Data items
────────────────────────────────────────

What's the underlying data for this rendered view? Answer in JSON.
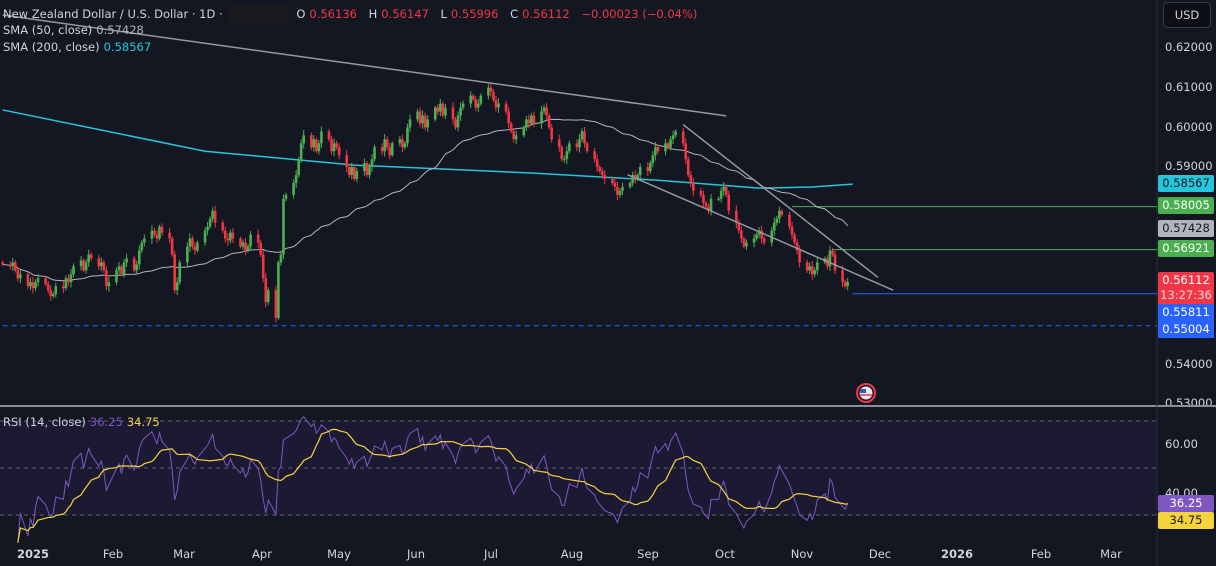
{
  "header": {
    "symbol": "New Zealand Dollar / U.S. Dollar · 1D ·",
    "o_label": "O",
    "open": "0.56136",
    "h_label": "H",
    "high": "0.56147",
    "l_label": "L",
    "low": "0.55996",
    "c_label": "C",
    "close": "0.56112",
    "change": "−0.00023 (−0.04%)"
  },
  "indicators": {
    "sma50_label": "SMA (50, close)",
    "sma50_value": "0.57428",
    "sma200_label": "SMA (200, close)",
    "sma200_value": "0.58567",
    "rsi_label": "RSI (14, close)",
    "rsi_value": "36.25",
    "rsi_ma_value": "34.75"
  },
  "currency_button": "USD",
  "price_axis": {
    "ticks": [
      "0.62000",
      "0.61000",
      "0.60000",
      "0.59000",
      "0.54000",
      "0.53000"
    ],
    "badges": {
      "sma200": "0.58567",
      "level_upper": "0.58005",
      "sma50": "0.57428",
      "level_lower": "0.56921",
      "last_price": "0.56112",
      "countdown": "13:27:36",
      "support": "0.55811",
      "dashed_level": "0.55004"
    }
  },
  "rsi_axis": {
    "ticks": [
      "60.00",
      "40.00"
    ],
    "rsi_badge": "36.25",
    "ma_badge": "34.75"
  },
  "time_axis": [
    "2025",
    "Feb",
    "Mar",
    "Apr",
    "May",
    "Jun",
    "Jul",
    "Aug",
    "Sep",
    "Oct",
    "Nov",
    "Dec",
    "2026",
    "Feb",
    "Mar"
  ],
  "colors": {
    "background": "#131722",
    "up": "#4caf50",
    "down": "#f23645",
    "sma50": "#b2b5be",
    "sma200": "#26c6da",
    "rsi": "#7e57c2",
    "rsi_ma": "#f5d33c",
    "level": "#4caf50",
    "support": "#2962ff"
  },
  "chart_data": {
    "type": "candlestick",
    "symbol": "NZDUSD",
    "interval": "1D",
    "start_date": "2024-12-20",
    "ylim": [
      0.53,
      0.625
    ],
    "closes": [
      0.5655,
      0.565,
      0.566,
      0.564,
      0.562,
      0.563,
      0.56,
      0.561,
      0.5595,
      0.561,
      0.562,
      0.5605,
      0.559,
      0.5575,
      0.558,
      0.56,
      0.5595,
      0.562,
      0.561,
      0.563,
      0.565,
      0.5665,
      0.564,
      0.566,
      0.568,
      0.567,
      0.565,
      0.566,
      0.564,
      0.56,
      0.561,
      0.564,
      0.565,
      0.563,
      0.566,
      0.567,
      0.564,
      0.5655,
      0.569,
      0.571,
      0.572,
      0.574,
      0.573,
      0.572,
      0.575,
      0.5735,
      0.572,
      0.568,
      0.559,
      0.561,
      0.566,
      0.57,
      0.572,
      0.57,
      0.569,
      0.571,
      0.574,
      0.575,
      0.577,
      0.579,
      0.576,
      0.574,
      0.572,
      0.5715,
      0.5735,
      0.572,
      0.57,
      0.571,
      0.569,
      0.57,
      0.573,
      0.571,
      0.568,
      0.562,
      0.556,
      0.559,
      0.552,
      0.566,
      0.568,
      0.582,
      0.583,
      0.586,
      0.588,
      0.592,
      0.596,
      0.598,
      0.595,
      0.597,
      0.594,
      0.596,
      0.599,
      0.597,
      0.594,
      0.596,
      0.595,
      0.593,
      0.59,
      0.588,
      0.59,
      0.587,
      0.589,
      0.591,
      0.588,
      0.59,
      0.592,
      0.595,
      0.594,
      0.597,
      0.595,
      0.593,
      0.596,
      0.597,
      0.595,
      0.596,
      0.6,
      0.602,
      0.604,
      0.601,
      0.603,
      0.6,
      0.602,
      0.605,
      0.604,
      0.606,
      0.603,
      0.605,
      0.602,
      0.6,
      0.603,
      0.605,
      0.606,
      0.608,
      0.607,
      0.605,
      0.606,
      0.608,
      0.61,
      0.609,
      0.607,
      0.605,
      0.606,
      0.604,
      0.601,
      0.599,
      0.597,
      0.598,
      0.6,
      0.602,
      0.601,
      0.603,
      0.601,
      0.604,
      0.605,
      0.603,
      0.6,
      0.597,
      0.595,
      0.592,
      0.592,
      0.594,
      0.596,
      0.595,
      0.597,
      0.599,
      0.596,
      0.594,
      0.592,
      0.59,
      0.589,
      0.588,
      0.587,
      0.586,
      0.585,
      0.583,
      0.584,
      0.585,
      0.586,
      0.588,
      0.587,
      0.588,
      0.59,
      0.589,
      0.591,
      0.593,
      0.595,
      0.594,
      0.596,
      0.595,
      0.597,
      0.598,
      0.599,
      0.596,
      0.592,
      0.588,
      0.586,
      0.584,
      0.583,
      0.581,
      0.58,
      0.579,
      0.582,
      0.582,
      0.584,
      0.585,
      0.583,
      0.579,
      0.576,
      0.574,
      0.572,
      0.57,
      0.571,
      0.572,
      0.573,
      0.574,
      0.572,
      0.571,
      0.574,
      0.576,
      0.577,
      0.579,
      0.578,
      0.575,
      0.573,
      0.571,
      0.569,
      0.566,
      0.564,
      0.565,
      0.563,
      0.564,
      0.566,
      0.567,
      0.565,
      0.569,
      0.568,
      0.564,
      0.561,
      0.56,
      0.5611
    ],
    "sma200": [
      [
        "2024-12-20",
        0.6044
      ],
      [
        "2025-03-10",
        0.594
      ],
      [
        "2025-05-08",
        0.5905
      ],
      [
        "2025-07-17",
        0.5885
      ],
      [
        "2025-09-05",
        0.5867
      ],
      [
        "2025-10-15",
        0.5847
      ],
      [
        "2025-11-05",
        0.585
      ],
      [
        "2025-11-21",
        0.5857
      ]
    ],
    "trendlines": [
      {
        "from": [
          "2024-12-20",
          0.6283
        ],
        "to": [
          "2025-10-02",
          0.6029
        ]
      },
      {
        "from": [
          "2025-09-15",
          0.6007
        ],
        "to": [
          "2025-12-01",
          0.5622
        ]
      },
      {
        "from": [
          "2025-08-24",
          0.5881
        ],
        "to": [
          "2025-12-07",
          0.559
        ]
      }
    ],
    "horizontal_levels": [
      {
        "price": 0.58005,
        "from": "2025-10-28",
        "style": "solid",
        "color": "#4caf50"
      },
      {
        "price": 0.56921,
        "from": "2025-11-13",
        "style": "solid",
        "color": "#4caf50"
      },
      {
        "price": 0.55811,
        "from": "2025-11-21",
        "style": "solid",
        "color": "#2962ff"
      },
      {
        "price": 0.55004,
        "from": "2024-12-20",
        "style": "dashed",
        "color": "#2962ff"
      }
    ],
    "rsi": {
      "period": 14,
      "ma_period": 14,
      "bands": [
        70,
        50,
        30
      ],
      "last": 36.25,
      "ma_last": 34.75
    }
  }
}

────────────────────────────────────────

• [DIRECTIVE]: Repeat each entry precisely as it appears. Leave the pictures out.

• [ANSWER BELOW]:
What's the underlying data for this rendered view? Answer in JSON.
{
  "header": {
    "symbol": "New Zealand Dollar / U.S. Dollar · 1D ·",
    "o_label": "O",
    "open": "0.56136",
    "h_label": "H",
    "high": "0.56147",
    "l_label": "L",
    "low": "0.55996",
    "c_label": "C",
    "close": "0.56112",
    "change": "−0.00023 (−0.04%)"
  },
  "indicators": {
    "sma50_label": "SMA (50, close)",
    "sma50_value": "0.57428",
    "sma200_label": "SMA (200, close)",
    "sma200_value": "0.58567",
    "rsi_label": "RSI (14, close)",
    "rsi_value": "36.25",
    "rsi_ma_value": "34.75"
  },
  "currency_button": "USD",
  "price_axis": {
    "ticks": [
      "0.62000",
      "0.61000",
      "0.60000",
      "0.59000",
      "0.54000",
      "0.53000"
    ],
    "badges": {
      "sma200": "0.58567",
      "level_upper": "0.58005",
      "sma50": "0.57428",
      "level_lower": "0.56921",
      "last_price": "0.56112",
      "countdown": "13:27:36",
      "support": "0.55811",
      "dashed_level": "0.55004"
    }
  },
  "rsi_axis": {
    "ticks": [
      "60.00",
      "40.00"
    ],
    "rsi_badge": "36.25",
    "ma_badge": "34.75"
  },
  "time_axis": [
    "2025",
    "Feb",
    "Mar",
    "Apr",
    "May",
    "Jun",
    "Jul",
    "Aug",
    "Sep",
    "Oct",
    "Nov",
    "Dec",
    "2026",
    "Feb",
    "Mar"
  ],
  "colors": {
    "background": "#131722",
    "up": "#4caf50",
    "down": "#f23645",
    "sma50": "#b2b5be",
    "sma200": "#26c6da",
    "rsi": "#7e57c2",
    "rsi_ma": "#f5d33c",
    "level": "#4caf50",
    "support": "#2962ff"
  },
  "chart_data": {
    "type": "candlestick",
    "symbol": "NZDUSD",
    "interval": "1D",
    "start_date": "2024-12-20",
    "ylim": [
      0.53,
      0.625
    ],
    "closes": [
      0.5655,
      0.565,
      0.566,
      0.564,
      0.562,
      0.563,
      0.56,
      0.561,
      0.5595,
      0.561,
      0.562,
      0.5605,
      0.559,
      0.5575,
      0.558,
      0.56,
      0.5595,
      0.562,
      0.561,
      0.563,
      0.565,
      0.5665,
      0.564,
      0.566,
      0.568,
      0.567,
      0.565,
      0.566,
      0.564,
      0.56,
      0.561,
      0.564,
      0.565,
      0.563,
      0.566,
      0.567,
      0.564,
      0.5655,
      0.569,
      0.571,
      0.572,
      0.574,
      0.573,
      0.572,
      0.575,
      0.5735,
      0.572,
      0.568,
      0.559,
      0.561,
      0.566,
      0.57,
      0.572,
      0.57,
      0.569,
      0.571,
      0.574,
      0.575,
      0.577,
      0.579,
      0.576,
      0.574,
      0.572,
      0.5715,
      0.5735,
      0.572,
      0.57,
      0.571,
      0.569,
      0.57,
      0.573,
      0.571,
      0.568,
      0.562,
      0.556,
      0.559,
      0.552,
      0.566,
      0.568,
      0.582,
      0.583,
      0.586,
      0.588,
      0.592,
      0.596,
      0.598,
      0.595,
      0.597,
      0.594,
      0.596,
      0.599,
      0.597,
      0.594,
      0.596,
      0.595,
      0.593,
      0.59,
      0.588,
      0.59,
      0.587,
      0.589,
      0.591,
      0.588,
      0.59,
      0.592,
      0.595,
      0.594,
      0.597,
      0.595,
      0.593,
      0.596,
      0.597,
      0.595,
      0.596,
      0.6,
      0.602,
      0.604,
      0.601,
      0.603,
      0.6,
      0.602,
      0.605,
      0.604,
      0.606,
      0.603,
      0.605,
      0.602,
      0.6,
      0.603,
      0.605,
      0.606,
      0.608,
      0.607,
      0.605,
      0.606,
      0.608,
      0.61,
      0.609,
      0.607,
      0.605,
      0.606,
      0.604,
      0.601,
      0.599,
      0.597,
      0.598,
      0.6,
      0.602,
      0.601,
      0.603,
      0.601,
      0.604,
      0.605,
      0.603,
      0.6,
      0.597,
      0.595,
      0.592,
      0.592,
      0.594,
      0.596,
      0.595,
      0.597,
      0.599,
      0.596,
      0.594,
      0.592,
      0.59,
      0.589,
      0.588,
      0.587,
      0.586,
      0.585,
      0.583,
      0.584,
      0.585,
      0.586,
      0.588,
      0.587,
      0.588,
      0.59,
      0.589,
      0.591,
      0.593,
      0.595,
      0.594,
      0.596,
      0.595,
      0.597,
      0.598,
      0.599,
      0.596,
      0.592,
      0.588,
      0.586,
      0.584,
      0.583,
      0.581,
      0.58,
      0.579,
      0.582,
      0.582,
      0.584,
      0.585,
      0.583,
      0.579,
      0.576,
      0.574,
      0.572,
      0.57,
      0.571,
      0.572,
      0.573,
      0.574,
      0.572,
      0.571,
      0.574,
      0.576,
      0.577,
      0.579,
      0.578,
      0.575,
      0.573,
      0.571,
      0.569,
      0.566,
      0.564,
      0.565,
      0.563,
      0.564,
      0.566,
      0.567,
      0.565,
      0.569,
      0.568,
      0.564,
      0.561,
      0.56,
      0.5611
    ],
    "sma200": [
      [
        "2024-12-20",
        0.6044
      ],
      [
        "2025-03-10",
        0.594
      ],
      [
        "2025-05-08",
        0.5905
      ],
      [
        "2025-07-17",
        0.5885
      ],
      [
        "2025-09-05",
        0.5867
      ],
      [
        "2025-10-15",
        0.5847
      ],
      [
        "2025-11-05",
        0.585
      ],
      [
        "2025-11-21",
        0.5857
      ]
    ],
    "trendlines": [
      {
        "from": [
          "2024-12-20",
          0.6283
        ],
        "to": [
          "2025-10-02",
          0.6029
        ]
      },
      {
        "from": [
          "2025-09-15",
          0.6007
        ],
        "to": [
          "2025-12-01",
          0.5622
        ]
      },
      {
        "from": [
          "2025-08-24",
          0.5881
        ],
        "to": [
          "2025-12-07",
          0.559
        ]
      }
    ],
    "horizontal_levels": [
      {
        "price": 0.58005,
        "from": "2025-10-28",
        "style": "solid",
        "color": "#4caf50"
      },
      {
        "price": 0.56921,
        "from": "2025-11-13",
        "style": "solid",
        "color": "#4caf50"
      },
      {
        "price": 0.55811,
        "from": "2025-11-21",
        "style": "solid",
        "color": "#2962ff"
      },
      {
        "price": 0.55004,
        "from": "2024-12-20",
        "style": "dashed",
        "color": "#2962ff"
      }
    ],
    "rsi": {
      "period": 14,
      "ma_period": 14,
      "bands": [
        70,
        50,
        30
      ],
      "last": 36.25,
      "ma_last": 34.75
    }
  }
}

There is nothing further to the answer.